▶ _Short exercise_
Scan the lines below for the word "text". Copy each line you find it in.

▶ _Extracted records_
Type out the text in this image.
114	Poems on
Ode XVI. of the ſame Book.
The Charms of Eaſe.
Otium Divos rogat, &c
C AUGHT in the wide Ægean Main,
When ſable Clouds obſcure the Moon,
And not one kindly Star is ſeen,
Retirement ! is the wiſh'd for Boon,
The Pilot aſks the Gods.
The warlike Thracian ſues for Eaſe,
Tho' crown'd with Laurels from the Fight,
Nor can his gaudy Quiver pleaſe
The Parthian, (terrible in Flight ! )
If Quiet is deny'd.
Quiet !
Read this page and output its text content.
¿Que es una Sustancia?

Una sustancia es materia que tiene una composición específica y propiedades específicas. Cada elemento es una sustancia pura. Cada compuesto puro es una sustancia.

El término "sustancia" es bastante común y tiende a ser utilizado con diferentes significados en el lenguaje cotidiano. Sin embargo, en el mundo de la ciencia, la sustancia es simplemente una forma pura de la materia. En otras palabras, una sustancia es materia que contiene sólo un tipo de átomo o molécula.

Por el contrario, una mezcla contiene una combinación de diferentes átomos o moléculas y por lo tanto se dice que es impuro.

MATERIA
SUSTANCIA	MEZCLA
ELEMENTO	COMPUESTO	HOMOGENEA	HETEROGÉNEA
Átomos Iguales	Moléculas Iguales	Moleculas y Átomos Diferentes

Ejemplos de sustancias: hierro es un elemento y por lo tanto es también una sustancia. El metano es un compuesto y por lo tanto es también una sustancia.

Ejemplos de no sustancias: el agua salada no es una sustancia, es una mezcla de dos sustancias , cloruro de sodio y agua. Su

▶ _Task answer_
Type out the text in this image.
Read this page and output its text content.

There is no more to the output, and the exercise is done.